▶ _DIRECTIVE_
Repeat the entries that follow verbatim, without any of their pictures.

▶ _THE INPUT_
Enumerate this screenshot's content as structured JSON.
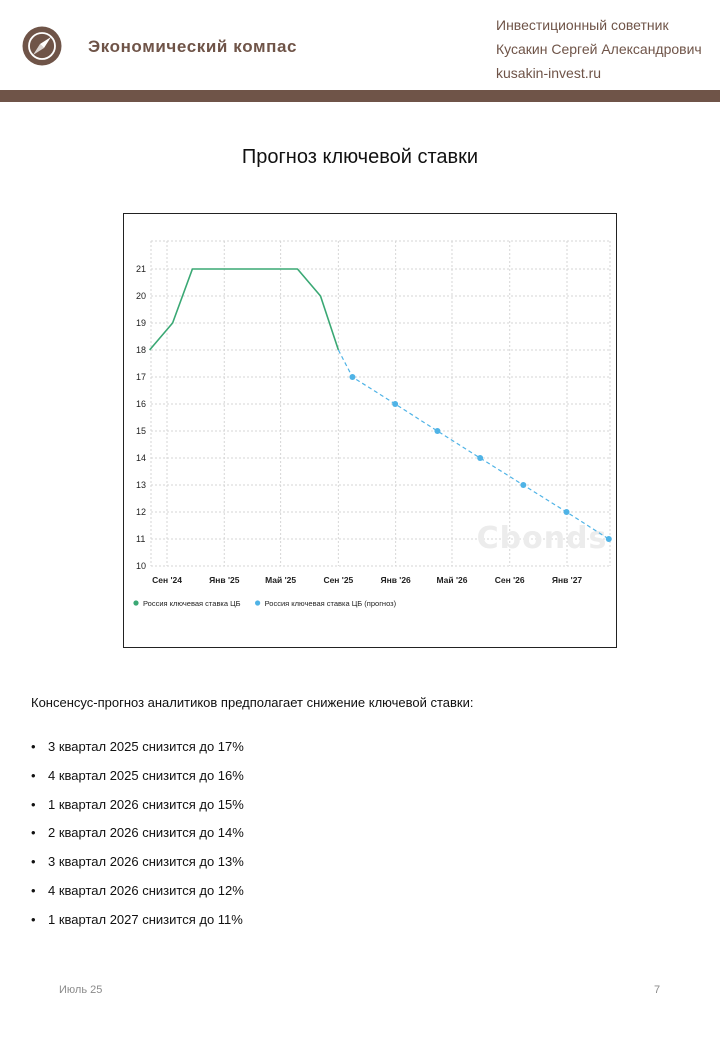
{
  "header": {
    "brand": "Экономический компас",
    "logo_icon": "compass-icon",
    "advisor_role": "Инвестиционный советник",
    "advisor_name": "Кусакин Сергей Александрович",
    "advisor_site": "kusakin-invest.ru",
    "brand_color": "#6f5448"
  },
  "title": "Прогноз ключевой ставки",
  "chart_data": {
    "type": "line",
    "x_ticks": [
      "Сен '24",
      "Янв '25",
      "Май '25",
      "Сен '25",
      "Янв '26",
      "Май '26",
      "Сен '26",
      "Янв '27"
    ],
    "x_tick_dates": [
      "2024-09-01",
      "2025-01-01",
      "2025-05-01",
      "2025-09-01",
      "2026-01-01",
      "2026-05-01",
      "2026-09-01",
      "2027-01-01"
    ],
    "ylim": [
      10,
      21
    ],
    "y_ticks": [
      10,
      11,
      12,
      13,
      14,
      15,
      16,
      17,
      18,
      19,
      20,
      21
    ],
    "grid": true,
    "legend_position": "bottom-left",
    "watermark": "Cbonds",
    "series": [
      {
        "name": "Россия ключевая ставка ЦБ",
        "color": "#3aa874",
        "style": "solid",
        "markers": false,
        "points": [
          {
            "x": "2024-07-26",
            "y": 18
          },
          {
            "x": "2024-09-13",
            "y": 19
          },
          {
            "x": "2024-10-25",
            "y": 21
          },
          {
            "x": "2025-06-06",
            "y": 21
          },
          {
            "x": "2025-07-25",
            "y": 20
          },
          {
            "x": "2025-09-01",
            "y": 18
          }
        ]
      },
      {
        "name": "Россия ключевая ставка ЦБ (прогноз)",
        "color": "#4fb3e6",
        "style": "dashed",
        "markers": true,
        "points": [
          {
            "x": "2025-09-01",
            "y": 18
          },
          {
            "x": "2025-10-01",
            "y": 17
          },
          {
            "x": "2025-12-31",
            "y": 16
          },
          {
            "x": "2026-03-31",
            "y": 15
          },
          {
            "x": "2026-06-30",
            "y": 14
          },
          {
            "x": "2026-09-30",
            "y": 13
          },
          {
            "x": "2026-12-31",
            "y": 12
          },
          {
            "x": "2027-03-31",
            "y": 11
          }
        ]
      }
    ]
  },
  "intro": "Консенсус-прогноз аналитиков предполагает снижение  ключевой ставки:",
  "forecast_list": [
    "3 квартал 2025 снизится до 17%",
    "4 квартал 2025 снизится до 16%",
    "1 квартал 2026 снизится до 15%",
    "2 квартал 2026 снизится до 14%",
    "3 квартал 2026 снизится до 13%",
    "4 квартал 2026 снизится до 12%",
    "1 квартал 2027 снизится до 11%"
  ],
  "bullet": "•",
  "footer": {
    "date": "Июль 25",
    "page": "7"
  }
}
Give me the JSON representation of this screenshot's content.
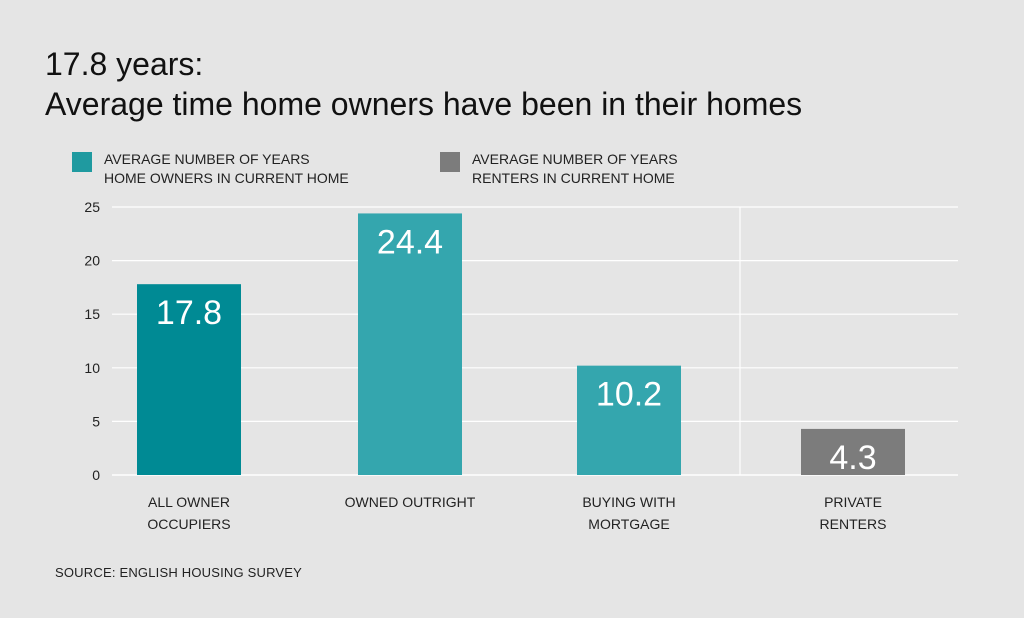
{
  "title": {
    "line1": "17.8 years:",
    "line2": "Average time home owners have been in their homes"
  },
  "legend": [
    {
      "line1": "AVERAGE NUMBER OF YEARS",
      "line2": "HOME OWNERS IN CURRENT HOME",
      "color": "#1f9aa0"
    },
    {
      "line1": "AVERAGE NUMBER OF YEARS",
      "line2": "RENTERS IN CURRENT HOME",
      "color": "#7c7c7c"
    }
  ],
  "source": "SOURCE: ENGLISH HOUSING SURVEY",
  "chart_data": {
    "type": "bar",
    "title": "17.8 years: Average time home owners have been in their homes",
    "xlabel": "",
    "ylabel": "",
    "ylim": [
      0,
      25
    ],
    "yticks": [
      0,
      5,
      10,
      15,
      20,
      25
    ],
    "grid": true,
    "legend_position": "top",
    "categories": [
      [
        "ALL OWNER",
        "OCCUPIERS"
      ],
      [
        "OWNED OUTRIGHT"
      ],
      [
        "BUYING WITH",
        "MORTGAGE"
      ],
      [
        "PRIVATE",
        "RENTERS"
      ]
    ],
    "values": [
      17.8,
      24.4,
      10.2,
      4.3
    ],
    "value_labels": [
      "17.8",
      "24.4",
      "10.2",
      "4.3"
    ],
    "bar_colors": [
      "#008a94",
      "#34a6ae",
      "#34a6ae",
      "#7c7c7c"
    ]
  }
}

▶ _SOLUTION FOR THIS PROBLEM_
Enumerate this screenshot's content as structured JSON.
{
  "header": {
    "brand": "Экономический компас",
    "logo_icon": "compass-icon",
    "advisor_role": "Инвестиционный советник",
    "advisor_name": "Кусакин Сергей Александрович",
    "advisor_site": "kusakin-invest.ru",
    "brand_color": "#6f5448"
  },
  "title": "Прогноз ключевой ставки",
  "chart_data": {
    "type": "line",
    "x_ticks": [
      "Сен '24",
      "Янв '25",
      "Май '25",
      "Сен '25",
      "Янв '26",
      "Май '26",
      "Сен '26",
      "Янв '27"
    ],
    "x_tick_dates": [
      "2024-09-01",
      "2025-01-01",
      "2025-05-01",
      "2025-09-01",
      "2026-01-01",
      "2026-05-01",
      "2026-09-01",
      "2027-01-01"
    ],
    "ylim": [
      10,
      21
    ],
    "y_ticks": [
      10,
      11,
      12,
      13,
      14,
      15,
      16,
      17,
      18,
      19,
      20,
      21
    ],
    "grid": true,
    "legend_position": "bottom-left",
    "watermark": "Cbonds",
    "series": [
      {
        "name": "Россия ключевая ставка ЦБ",
        "color": "#3aa874",
        "style": "solid",
        "markers": false,
        "points": [
          {
            "x": "2024-07-26",
            "y": 18
          },
          {
            "x": "2024-09-13",
            "y": 19
          },
          {
            "x": "2024-10-25",
            "y": 21
          },
          {
            "x": "2025-06-06",
            "y": 21
          },
          {
            "x": "2025-07-25",
            "y": 20
          },
          {
            "x": "2025-09-01",
            "y": 18
          }
        ]
      },
      {
        "name": "Россия ключевая ставка ЦБ (прогноз)",
        "color": "#4fb3e6",
        "style": "dashed",
        "markers": true,
        "points": [
          {
            "x": "2025-09-01",
            "y": 18
          },
          {
            "x": "2025-10-01",
            "y": 17
          },
          {
            "x": "2025-12-31",
            "y": 16
          },
          {
            "x": "2026-03-31",
            "y": 15
          },
          {
            "x": "2026-06-30",
            "y": 14
          },
          {
            "x": "2026-09-30",
            "y": 13
          },
          {
            "x": "2026-12-31",
            "y": 12
          },
          {
            "x": "2027-03-31",
            "y": 11
          }
        ]
      }
    ]
  },
  "intro": "Консенсус-прогноз аналитиков предполагает снижение  ключевой ставки:",
  "forecast_list": [
    "3 квартал 2025 снизится до 17%",
    "4 квартал 2025 снизится до 16%",
    "1 квартал 2026 снизится до 15%",
    "2 квартал 2026 снизится до 14%",
    "3 квартал 2026 снизится до 13%",
    "4 квартал 2026 снизится до 12%",
    "1 квартал 2027 снизится до 11%"
  ],
  "bullet": "•",
  "footer": {
    "date": "Июль 25",
    "page": "7"
  }
}
Give me the JSON representation of this screenshot's content.
{
  "title": {
    "line1": "17.8 years:",
    "line2": "Average time home owners have been in their homes"
  },
  "legend": [
    {
      "line1": "AVERAGE NUMBER OF YEARS",
      "line2": "HOME OWNERS IN CURRENT HOME",
      "color": "#1f9aa0"
    },
    {
      "line1": "AVERAGE NUMBER OF YEARS",
      "line2": "RENTERS IN CURRENT HOME",
      "color": "#7c7c7c"
    }
  ],
  "source": "SOURCE: ENGLISH HOUSING SURVEY",
  "chart_data": {
    "type": "bar",
    "title": "17.8 years: Average time home owners have been in their homes",
    "xlabel": "",
    "ylabel": "",
    "ylim": [
      0,
      25
    ],
    "yticks": [
      0,
      5,
      10,
      15,
      20,
      25
    ],
    "grid": true,
    "legend_position": "top",
    "categories": [
      [
        "ALL OWNER",
        "OCCUPIERS"
      ],
      [
        "OWNED OUTRIGHT"
      ],
      [
        "BUYING WITH",
        "MORTGAGE"
      ],
      [
        "PRIVATE",
        "RENTERS"
      ]
    ],
    "values": [
      17.8,
      24.4,
      10.2,
      4.3
    ],
    "value_labels": [
      "17.8",
      "24.4",
      "10.2",
      "4.3"
    ],
    "bar_colors": [
      "#008a94",
      "#34a6ae",
      "#34a6ae",
      "#7c7c7c"
    ]
  }
}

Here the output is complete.